**Text passage:**
Jordan v. State

Ray, Judge.

Following a jury trial, Anthony Moses Jordan was found guilty of one count of burglary,1 two counts of armed robbery,2 and two counts of aggravated assault.3 He was sentenced as a recidivist to twenty years to serve on the burglary count; to life without parole on the two armed robbery counts; and to twenty years to serve on the two aggravated assault counts.4 Jordan appeals from the denial of his motion for a new trial,5 contending that the evidence was insufficient to support his convictions, that his trial counsel was ineffective, and *266that the trial court erred in admitting certain evidence. For the reasons that follow, we affirm.

“On appeal from a criminal conviction, the defendant no longer enjoys the presumption of innocence.”6 Further, “[w]e neither resolve conflicts in the evidence nor assess witness credibility, but merely determine the legal sufficiency of the evidence.”7 When an appellant challenges the sufficiency of the evidence to uphold his conviction, “the relevant question is whether, after viewing the evidence in the light most favorable to the prosecution, any rational trier of fact could have found the essential elements of the crime beyond a reasonable doubt.”8

So viewed, the evidence shows that on June 26, 2008, Patrick Johnson and Cynthia Lewis were asleep at Johnson’s home when Lewis was awakened by a loud boom. Lewis saw three or four men wearing masks and pointing guns enter the house. Johnson awoke and grabbed one of the men by the arm, and the man’s gun fired into the ceiling. The men commanded the couple to “give it up, money, jewelry, anything of value” as they began to ransack the house. Johnson and Lewis identified the intruders’ race as black and testified that at least two of them had Caribbean or Jamaican accents, while a third spoke with a south Georgia accent. The men threatened to kill Johnson and Lewis. One man fired a bullet into the mattress next to Lewis’ head and ordered her to go into the kitchen, telling her that she would be shot if she ran. She escaped and called 911. The intruders stole cash, clothing, and a cell phone, among other items.

**Extracted material:**
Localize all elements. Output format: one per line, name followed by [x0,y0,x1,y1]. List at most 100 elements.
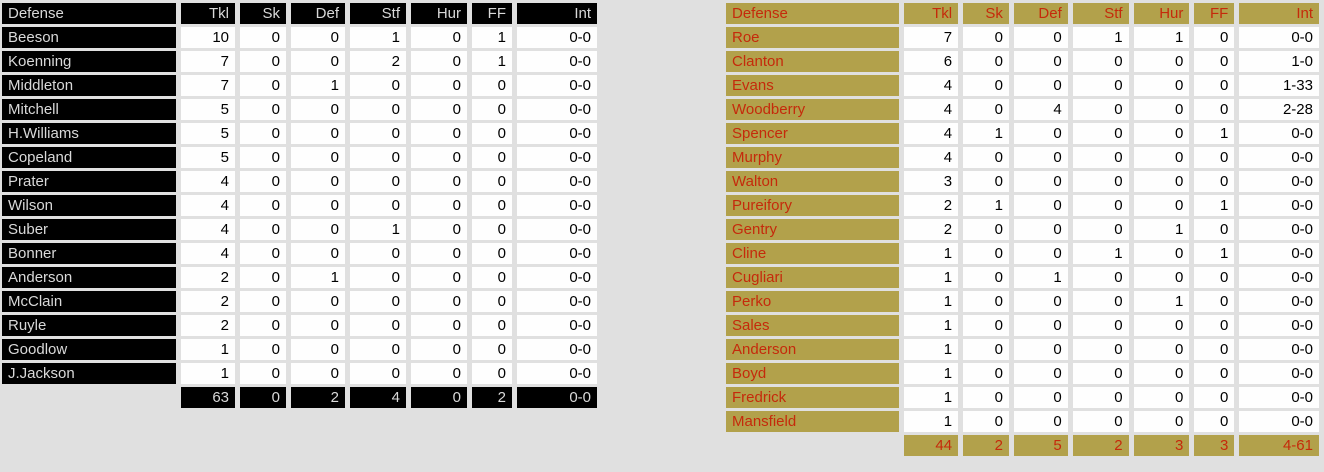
stat-cell: 0 [291,51,345,72]
stat-cell: 0 [1072,387,1129,408]
header-row: Defense Tkl Sk Def Stf Hur FF Int [726,3,1319,24]
stat-cell: 0 [1072,315,1129,336]
stat-cell: 0 [1013,123,1068,144]
stat-cell: 0 [963,99,1009,120]
stat-cell: 0 [472,195,512,216]
totals-cell: 2 [1072,435,1129,456]
stat-cell: 0 [350,339,406,360]
header-cell-int: Int [517,3,597,24]
stat-cell: 0 [1133,195,1190,216]
player-name-cell: Beeson [2,27,176,48]
totals-cell: 3 [1133,435,1190,456]
stat-cell: 0 [1133,267,1190,288]
stat-cell: 2-28 [1239,99,1319,120]
stat-cell: 0 [1072,75,1129,96]
stat-cell: 0 [411,219,467,240]
totals-cell: 2 [472,387,512,408]
stat-cell: 0 [1133,411,1190,432]
stat-cell: 0-0 [1239,387,1319,408]
stat-cell: 0 [350,267,406,288]
stat-cell: 0-0 [517,123,597,144]
stat-cell: 0-0 [517,243,597,264]
stat-cell: 0 [963,147,1009,168]
stat-cell: 0 [350,123,406,144]
stat-cell: 0 [1072,339,1129,360]
stat-cell: 1 [181,339,235,360]
stat-cell: 0 [1013,27,1068,48]
stat-cell: 0 [411,75,467,96]
player-name-cell: Woodberry [726,99,900,120]
totals-cell: 4 [350,387,406,408]
stat-cell: 0 [411,99,467,120]
player-name-cell: Walton [726,171,900,192]
player-name-cell: Fredrick [726,387,900,408]
stat-cell: 0 [472,267,512,288]
stat-cell: 0-0 [517,27,597,48]
stat-cell: 1 [472,51,512,72]
player-name-cell: Koenning [2,51,176,72]
stat-cell: 1 [1133,27,1190,48]
stat-cell: 0 [472,243,512,264]
table-row: Boyd 1 0 0 0 0 0 0-0 [726,363,1319,384]
table-row: Wilson 4 0 0 0 0 0 0-0 [2,195,597,216]
totals-cell: 5 [1013,435,1068,456]
stat-cell: 0 [1194,219,1235,240]
table-row: Spencer 4 1 0 0 0 1 0-0 [726,123,1319,144]
stat-cell: 0 [472,171,512,192]
stat-cell: 0 [1013,243,1068,264]
totals-cell: 3 [1194,435,1235,456]
stat-cell: 0 [472,99,512,120]
stat-cell: 0 [411,243,467,264]
stat-cell: 0 [291,99,345,120]
stat-cell: 0 [411,147,467,168]
stat-cell: 0 [291,219,345,240]
stat-cell: 2 [181,291,235,312]
stat-cell: 0 [1133,99,1190,120]
stat-cell: 0 [411,363,467,384]
table-row: Beeson 10 0 0 1 0 1 0-0 [2,27,597,48]
stat-cell: 0-0 [517,363,597,384]
stat-cell: 1 [291,267,345,288]
player-name-cell: Suber [2,219,176,240]
header-cell-hur: Hur [1133,3,1190,24]
stat-cell: 0 [240,243,286,264]
stat-cell: 1 [904,387,959,408]
totals-spacer-cell [2,387,176,408]
table-row: Copeland 5 0 0 0 0 0 0-0 [2,147,597,168]
stat-cell: 4 [181,195,235,216]
stat-cell: 1 [1194,243,1235,264]
stat-cell: 1-33 [1239,75,1319,96]
stat-cell: 0 [963,387,1009,408]
stat-cell: 0 [1194,51,1235,72]
stat-cell: 0 [350,291,406,312]
table-row: Cline 1 0 0 1 0 1 0-0 [726,243,1319,264]
player-name-cell: H.Williams [2,123,176,144]
stat-cell: 0 [1133,123,1190,144]
stat-cell: 0-0 [1239,291,1319,312]
stat-cell: 0 [411,27,467,48]
stat-cell: 3 [904,171,959,192]
stat-cell: 0 [1194,411,1235,432]
stat-cell: 0 [1194,315,1235,336]
player-name-cell: Mansfield [726,411,900,432]
stat-cell: 0 [1072,171,1129,192]
stat-cell: 0-0 [517,291,597,312]
stat-cell: 0-0 [1239,27,1319,48]
stat-cell: 1 [1194,123,1235,144]
stat-cell: 1 [181,363,235,384]
stat-cell: 0 [472,339,512,360]
stat-cell: 0 [472,363,512,384]
stat-cell: 0 [1133,339,1190,360]
table-row: Gentry 2 0 0 0 1 0 0-0 [726,219,1319,240]
stat-cell: 0 [1194,147,1235,168]
stat-cell: 0 [472,147,512,168]
totals-cell: 4-61 [1239,435,1319,456]
stat-cell: 0 [411,315,467,336]
stat-cell: 0 [1194,363,1235,384]
stat-cell: 0 [1013,75,1068,96]
stat-cell: 0 [1133,315,1190,336]
stat-cell: 0 [963,75,1009,96]
stat-cell: 0 [1013,195,1068,216]
stat-cell: 0-0 [517,75,597,96]
table-row: Sales 1 0 0 0 0 0 0-0 [726,315,1319,336]
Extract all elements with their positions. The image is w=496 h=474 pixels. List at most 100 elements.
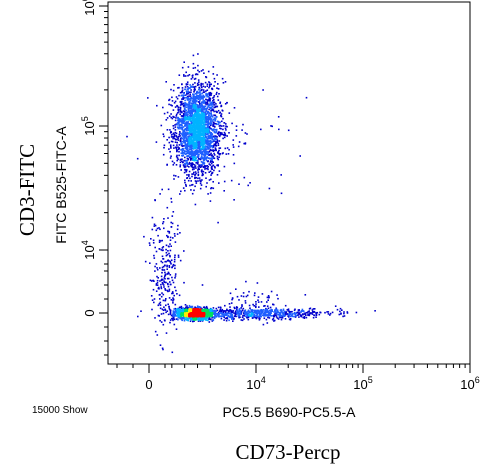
event-dot bbox=[249, 315, 252, 317]
event-dot bbox=[156, 279, 159, 282]
event-dot bbox=[193, 189, 195, 192]
event-dot bbox=[192, 135, 194, 138]
event-dot bbox=[172, 314, 175, 317]
event-dot bbox=[160, 321, 163, 323]
event-dot bbox=[316, 311, 319, 314]
event-dot bbox=[206, 307, 209, 310]
event-dot bbox=[240, 307, 242, 309]
event-dot bbox=[212, 109, 215, 111]
event-dot bbox=[218, 134, 220, 137]
event-dot bbox=[170, 146, 172, 148]
event-dot bbox=[211, 87, 213, 90]
event-dot bbox=[223, 319, 225, 321]
event-dot bbox=[205, 150, 208, 153]
event-dot bbox=[185, 129, 188, 132]
event-dot bbox=[186, 155, 188, 158]
event-dot bbox=[169, 249, 172, 252]
event-dot bbox=[198, 306, 201, 308]
event-dot bbox=[291, 310, 293, 313]
event-dot bbox=[201, 307, 203, 310]
event-dot bbox=[194, 104, 196, 107]
event-dot bbox=[194, 309, 196, 312]
event-dot bbox=[212, 96, 215, 99]
event-dot bbox=[179, 113, 181, 115]
event-dot bbox=[168, 297, 171, 299]
event-dot bbox=[176, 112, 179, 114]
event-dot bbox=[208, 140, 210, 143]
event-dot bbox=[185, 133, 188, 135]
event-dot bbox=[190, 163, 193, 166]
event-dot bbox=[235, 288, 237, 290]
event-dot bbox=[196, 92, 198, 95]
event-dot bbox=[206, 156, 209, 158]
event-dot bbox=[245, 311, 247, 313]
event-dot bbox=[218, 147, 221, 149]
event-dot bbox=[214, 147, 217, 149]
event-dot bbox=[217, 221, 219, 224]
event-dot bbox=[155, 283, 158, 285]
event-dot bbox=[238, 183, 240, 185]
event-dot bbox=[196, 140, 199, 142]
event-dot bbox=[209, 200, 212, 202]
event-dot bbox=[194, 154, 197, 157]
event-dot bbox=[217, 109, 220, 112]
event-dot bbox=[183, 137, 186, 139]
event-dot bbox=[177, 87, 179, 89]
event-dot bbox=[203, 111, 205, 113]
event-dot bbox=[215, 135, 217, 137]
event-dot bbox=[308, 313, 311, 316]
event-dot bbox=[329, 314, 331, 316]
event-dot bbox=[182, 94, 185, 97]
event-dot bbox=[160, 283, 162, 286]
event-dot bbox=[170, 314, 173, 317]
event-dot bbox=[183, 129, 185, 132]
event-dot bbox=[193, 123, 196, 126]
event-dot bbox=[184, 156, 186, 159]
event-dot bbox=[179, 193, 181, 195]
event-dot bbox=[189, 115, 191, 117]
event-dot bbox=[208, 318, 210, 320]
event-dot bbox=[192, 141, 194, 144]
event-dot bbox=[156, 268, 159, 271]
event-dot bbox=[190, 78, 193, 80]
event-dot bbox=[206, 153, 208, 156]
event-dot bbox=[178, 310, 180, 312]
event-dot bbox=[217, 313, 220, 316]
event-dot bbox=[186, 313, 188, 316]
event-dot bbox=[300, 314, 303, 317]
event-dot bbox=[331, 311, 334, 314]
event-dot bbox=[203, 102, 206, 104]
event-dot bbox=[205, 116, 208, 118]
event-dot bbox=[240, 310, 243, 313]
event-dot bbox=[200, 70, 203, 72]
event-dot bbox=[208, 92, 210, 94]
event-dot bbox=[196, 110, 198, 112]
event-count-label: 15000 Show bbox=[32, 405, 88, 416]
event-dot bbox=[194, 147, 197, 149]
event-dot bbox=[175, 146, 178, 148]
event-dot bbox=[197, 64, 199, 67]
event-dot bbox=[224, 314, 227, 316]
event-dot bbox=[206, 120, 208, 123]
event-dot bbox=[210, 92, 212, 95]
event-dot bbox=[258, 306, 260, 308]
event-dot bbox=[213, 149, 216, 152]
event-dot bbox=[166, 111, 169, 114]
event-dot bbox=[187, 179, 190, 182]
event-dot bbox=[199, 126, 202, 128]
event-dot bbox=[224, 134, 227, 137]
event-dot bbox=[185, 134, 187, 137]
event-dot bbox=[168, 305, 170, 308]
event-dot bbox=[181, 124, 183, 126]
event-dot bbox=[216, 157, 219, 160]
event-dot bbox=[185, 125, 187, 127]
event-dot bbox=[224, 133, 226, 135]
event-dot bbox=[154, 199, 156, 201]
event-dot bbox=[179, 161, 182, 164]
event-dot bbox=[167, 303, 169, 306]
event-dot bbox=[189, 315, 192, 317]
event-dot bbox=[195, 122, 197, 124]
event-dot bbox=[327, 311, 330, 313]
event-dot bbox=[257, 299, 259, 301]
event-dot bbox=[289, 318, 292, 321]
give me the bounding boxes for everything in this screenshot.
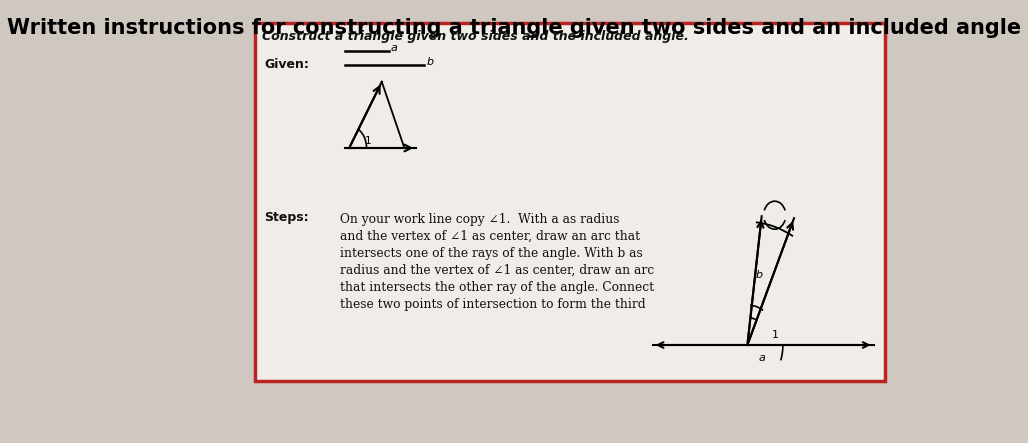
Text: Written instructions for constructing a triangle given two sides and an included: Written instructions for constructing a … [7, 18, 1021, 38]
Text: these two points of intersection to form the third: these two points of intersection to form… [339, 298, 646, 311]
Text: 1: 1 [771, 330, 778, 340]
Text: a: a [391, 43, 398, 53]
Text: b: b [756, 270, 763, 280]
Text: Given:: Given: [264, 58, 309, 71]
Text: intersects one of the rays of the angle. With b as: intersects one of the rays of the angle.… [339, 247, 642, 260]
Text: radius and the vertex of ∠1 as center, draw an arc: radius and the vertex of ∠1 as center, d… [339, 264, 654, 277]
Text: a: a [759, 353, 765, 363]
Text: that intersects the other ray of the angle. Connect: that intersects the other ray of the ang… [339, 281, 654, 294]
Text: and the vertex of ∠1 as center, draw an arc that: and the vertex of ∠1 as center, draw an … [339, 230, 639, 243]
Text: b: b [427, 57, 434, 67]
Text: 1: 1 [365, 136, 371, 146]
Text: On your work line copy ∠1.  With a as radius: On your work line copy ∠1. With a as rad… [339, 213, 619, 226]
Text: Steps:: Steps: [264, 211, 308, 224]
FancyBboxPatch shape [255, 23, 885, 381]
Text: Construct a triangle given two sides and the included angle.: Construct a triangle given two sides and… [262, 30, 689, 43]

**Job:** Condense the court opinion's paragraph that begins "So viewed, the evidence shows" into a short bulleted list of its main facts.

**Solution to the problem:**
- On June 26, 2008, Patrick Johnson and Cynthia Lewis were asleep at Johnson's home when a loud boom woke Lewis.
- Three or four masked men with guns entered the house.
- Johnson grabbed one man by the arm, and that man's gun fired into the ceiling.
- The men demanded money, jewelry and anything of value, and they ransacked the house.
- The couple said the intruders were black. At least two had Caribbean or Jamaican accents, and a third had a south Georgia accent.
- The men threatened to kill the couple. One fired a bullet into the mattress next to Lewis's head and ordered her into the kitchen under threat of being shot.
- Lewis escaped and called 911.
- The intruders stole cash, clothing, a cell phone and other items.